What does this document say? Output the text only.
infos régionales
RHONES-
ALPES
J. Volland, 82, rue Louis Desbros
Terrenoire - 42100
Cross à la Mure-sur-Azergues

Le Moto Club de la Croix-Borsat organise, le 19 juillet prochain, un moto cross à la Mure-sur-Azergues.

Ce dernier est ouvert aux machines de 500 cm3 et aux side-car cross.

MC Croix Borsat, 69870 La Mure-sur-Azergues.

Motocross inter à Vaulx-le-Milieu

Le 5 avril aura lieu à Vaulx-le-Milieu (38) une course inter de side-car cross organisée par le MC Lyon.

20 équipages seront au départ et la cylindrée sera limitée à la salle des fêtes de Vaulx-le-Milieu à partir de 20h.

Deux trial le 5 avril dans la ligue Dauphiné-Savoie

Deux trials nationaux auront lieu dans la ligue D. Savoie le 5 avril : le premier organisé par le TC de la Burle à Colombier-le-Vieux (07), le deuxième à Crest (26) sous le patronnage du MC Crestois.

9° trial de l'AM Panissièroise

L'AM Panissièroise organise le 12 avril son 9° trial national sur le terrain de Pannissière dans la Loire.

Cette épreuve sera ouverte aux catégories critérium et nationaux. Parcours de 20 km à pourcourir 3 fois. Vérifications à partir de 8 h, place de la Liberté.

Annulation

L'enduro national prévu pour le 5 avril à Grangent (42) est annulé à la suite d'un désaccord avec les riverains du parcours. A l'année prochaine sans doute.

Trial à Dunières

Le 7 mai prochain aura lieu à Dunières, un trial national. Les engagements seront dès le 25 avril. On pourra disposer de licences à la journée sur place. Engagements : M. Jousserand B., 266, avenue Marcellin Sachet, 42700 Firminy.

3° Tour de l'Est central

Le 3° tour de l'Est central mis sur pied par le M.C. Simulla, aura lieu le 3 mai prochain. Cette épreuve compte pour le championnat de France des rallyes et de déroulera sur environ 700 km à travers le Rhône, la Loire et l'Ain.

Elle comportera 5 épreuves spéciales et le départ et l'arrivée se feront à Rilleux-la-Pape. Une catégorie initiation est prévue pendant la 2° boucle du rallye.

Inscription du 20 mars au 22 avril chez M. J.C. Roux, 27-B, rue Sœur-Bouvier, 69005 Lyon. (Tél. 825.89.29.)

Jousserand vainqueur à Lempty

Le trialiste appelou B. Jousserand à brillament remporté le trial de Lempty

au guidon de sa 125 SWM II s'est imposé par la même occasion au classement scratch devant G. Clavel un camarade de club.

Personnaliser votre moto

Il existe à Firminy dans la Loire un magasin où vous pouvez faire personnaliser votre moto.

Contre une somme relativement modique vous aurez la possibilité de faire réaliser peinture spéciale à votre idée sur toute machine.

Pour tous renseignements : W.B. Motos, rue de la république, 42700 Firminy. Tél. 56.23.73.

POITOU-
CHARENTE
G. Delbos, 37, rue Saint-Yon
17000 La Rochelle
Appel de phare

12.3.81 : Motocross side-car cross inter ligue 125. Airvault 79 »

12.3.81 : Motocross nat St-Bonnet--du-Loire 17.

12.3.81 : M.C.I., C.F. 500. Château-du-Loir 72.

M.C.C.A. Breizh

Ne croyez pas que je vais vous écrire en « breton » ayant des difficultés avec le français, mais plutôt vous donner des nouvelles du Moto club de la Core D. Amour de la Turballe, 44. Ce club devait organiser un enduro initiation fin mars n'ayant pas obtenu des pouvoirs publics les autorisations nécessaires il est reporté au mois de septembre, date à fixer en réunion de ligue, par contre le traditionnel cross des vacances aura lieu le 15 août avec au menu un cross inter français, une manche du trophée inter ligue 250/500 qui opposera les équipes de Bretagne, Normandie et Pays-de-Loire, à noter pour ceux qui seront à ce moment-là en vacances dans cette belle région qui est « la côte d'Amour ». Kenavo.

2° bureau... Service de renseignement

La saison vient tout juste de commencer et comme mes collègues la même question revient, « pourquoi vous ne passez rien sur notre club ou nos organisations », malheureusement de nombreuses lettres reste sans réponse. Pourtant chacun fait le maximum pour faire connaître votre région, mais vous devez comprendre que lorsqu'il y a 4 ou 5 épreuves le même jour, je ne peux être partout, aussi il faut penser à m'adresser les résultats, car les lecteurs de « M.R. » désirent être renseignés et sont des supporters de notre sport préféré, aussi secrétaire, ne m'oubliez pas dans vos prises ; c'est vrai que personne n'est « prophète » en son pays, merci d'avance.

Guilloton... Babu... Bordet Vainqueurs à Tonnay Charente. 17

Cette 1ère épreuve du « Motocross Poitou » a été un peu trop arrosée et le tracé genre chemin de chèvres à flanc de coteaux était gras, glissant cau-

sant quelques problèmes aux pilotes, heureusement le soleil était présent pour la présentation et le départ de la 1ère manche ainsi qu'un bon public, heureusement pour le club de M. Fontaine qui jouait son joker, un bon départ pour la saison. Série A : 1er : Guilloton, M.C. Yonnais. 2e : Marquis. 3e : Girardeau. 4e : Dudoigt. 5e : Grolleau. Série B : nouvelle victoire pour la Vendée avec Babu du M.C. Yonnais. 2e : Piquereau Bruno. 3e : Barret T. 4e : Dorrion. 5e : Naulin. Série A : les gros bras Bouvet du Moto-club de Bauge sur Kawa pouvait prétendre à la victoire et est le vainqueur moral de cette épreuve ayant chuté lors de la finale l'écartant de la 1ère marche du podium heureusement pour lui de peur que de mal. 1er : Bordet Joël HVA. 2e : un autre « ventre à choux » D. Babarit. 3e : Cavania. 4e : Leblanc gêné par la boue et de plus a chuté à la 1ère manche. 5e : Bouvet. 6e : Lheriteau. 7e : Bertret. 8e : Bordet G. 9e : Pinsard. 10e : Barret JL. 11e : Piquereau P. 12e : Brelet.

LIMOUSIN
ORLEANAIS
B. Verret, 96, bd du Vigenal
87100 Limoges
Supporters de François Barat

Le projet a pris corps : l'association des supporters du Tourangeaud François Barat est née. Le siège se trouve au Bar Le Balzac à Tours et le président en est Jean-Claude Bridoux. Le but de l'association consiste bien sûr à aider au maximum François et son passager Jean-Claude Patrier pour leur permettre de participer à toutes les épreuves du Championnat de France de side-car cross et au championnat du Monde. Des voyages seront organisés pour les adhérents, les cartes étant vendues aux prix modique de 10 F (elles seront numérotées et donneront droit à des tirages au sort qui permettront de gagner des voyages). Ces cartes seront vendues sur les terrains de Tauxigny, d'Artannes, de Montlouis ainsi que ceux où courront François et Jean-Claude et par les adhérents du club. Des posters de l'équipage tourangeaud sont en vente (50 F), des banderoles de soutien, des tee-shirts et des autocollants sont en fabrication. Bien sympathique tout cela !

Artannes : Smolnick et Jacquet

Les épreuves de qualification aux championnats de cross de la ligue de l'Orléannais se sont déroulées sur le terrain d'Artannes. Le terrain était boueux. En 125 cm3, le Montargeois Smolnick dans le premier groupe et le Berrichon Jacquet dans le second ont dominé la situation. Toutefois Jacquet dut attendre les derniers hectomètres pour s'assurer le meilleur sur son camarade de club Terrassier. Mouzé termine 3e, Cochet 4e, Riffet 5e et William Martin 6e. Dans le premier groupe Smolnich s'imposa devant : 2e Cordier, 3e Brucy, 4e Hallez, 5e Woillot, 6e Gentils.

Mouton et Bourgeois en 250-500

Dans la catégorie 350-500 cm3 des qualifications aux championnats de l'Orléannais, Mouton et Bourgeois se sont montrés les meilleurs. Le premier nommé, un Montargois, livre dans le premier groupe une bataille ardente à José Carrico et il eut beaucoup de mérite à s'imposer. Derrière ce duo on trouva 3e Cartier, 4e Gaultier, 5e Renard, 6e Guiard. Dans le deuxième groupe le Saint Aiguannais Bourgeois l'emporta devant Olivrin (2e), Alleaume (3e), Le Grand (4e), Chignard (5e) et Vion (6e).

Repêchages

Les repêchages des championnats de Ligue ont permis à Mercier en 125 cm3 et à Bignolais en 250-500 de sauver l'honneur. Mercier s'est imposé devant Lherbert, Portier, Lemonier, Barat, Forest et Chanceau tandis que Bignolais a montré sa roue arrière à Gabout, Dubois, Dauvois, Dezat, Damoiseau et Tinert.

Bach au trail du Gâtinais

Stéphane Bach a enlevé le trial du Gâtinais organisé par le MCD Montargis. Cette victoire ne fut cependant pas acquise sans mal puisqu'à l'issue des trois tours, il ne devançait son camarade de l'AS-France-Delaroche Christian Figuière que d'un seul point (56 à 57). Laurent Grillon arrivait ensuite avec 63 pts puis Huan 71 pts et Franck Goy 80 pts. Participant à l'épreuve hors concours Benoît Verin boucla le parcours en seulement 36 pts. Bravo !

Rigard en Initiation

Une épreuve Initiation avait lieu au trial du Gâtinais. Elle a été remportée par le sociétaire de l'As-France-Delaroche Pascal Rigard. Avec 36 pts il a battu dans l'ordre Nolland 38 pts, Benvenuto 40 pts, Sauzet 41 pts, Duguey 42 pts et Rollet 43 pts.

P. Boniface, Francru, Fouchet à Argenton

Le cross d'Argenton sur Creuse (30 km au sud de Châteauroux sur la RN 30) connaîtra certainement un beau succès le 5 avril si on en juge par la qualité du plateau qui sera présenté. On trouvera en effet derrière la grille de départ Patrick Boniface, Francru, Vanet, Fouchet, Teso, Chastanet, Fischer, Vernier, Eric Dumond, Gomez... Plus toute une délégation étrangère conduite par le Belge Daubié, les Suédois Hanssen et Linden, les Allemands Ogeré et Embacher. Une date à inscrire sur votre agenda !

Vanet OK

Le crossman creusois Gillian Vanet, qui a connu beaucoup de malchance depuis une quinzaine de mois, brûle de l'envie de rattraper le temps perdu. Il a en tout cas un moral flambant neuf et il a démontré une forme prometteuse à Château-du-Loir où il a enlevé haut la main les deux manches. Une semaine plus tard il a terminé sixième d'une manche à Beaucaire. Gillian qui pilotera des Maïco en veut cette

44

_To do_. Your answer should be a single number: the count of lines in the material above that contain "Loire".

_Right answer_. 5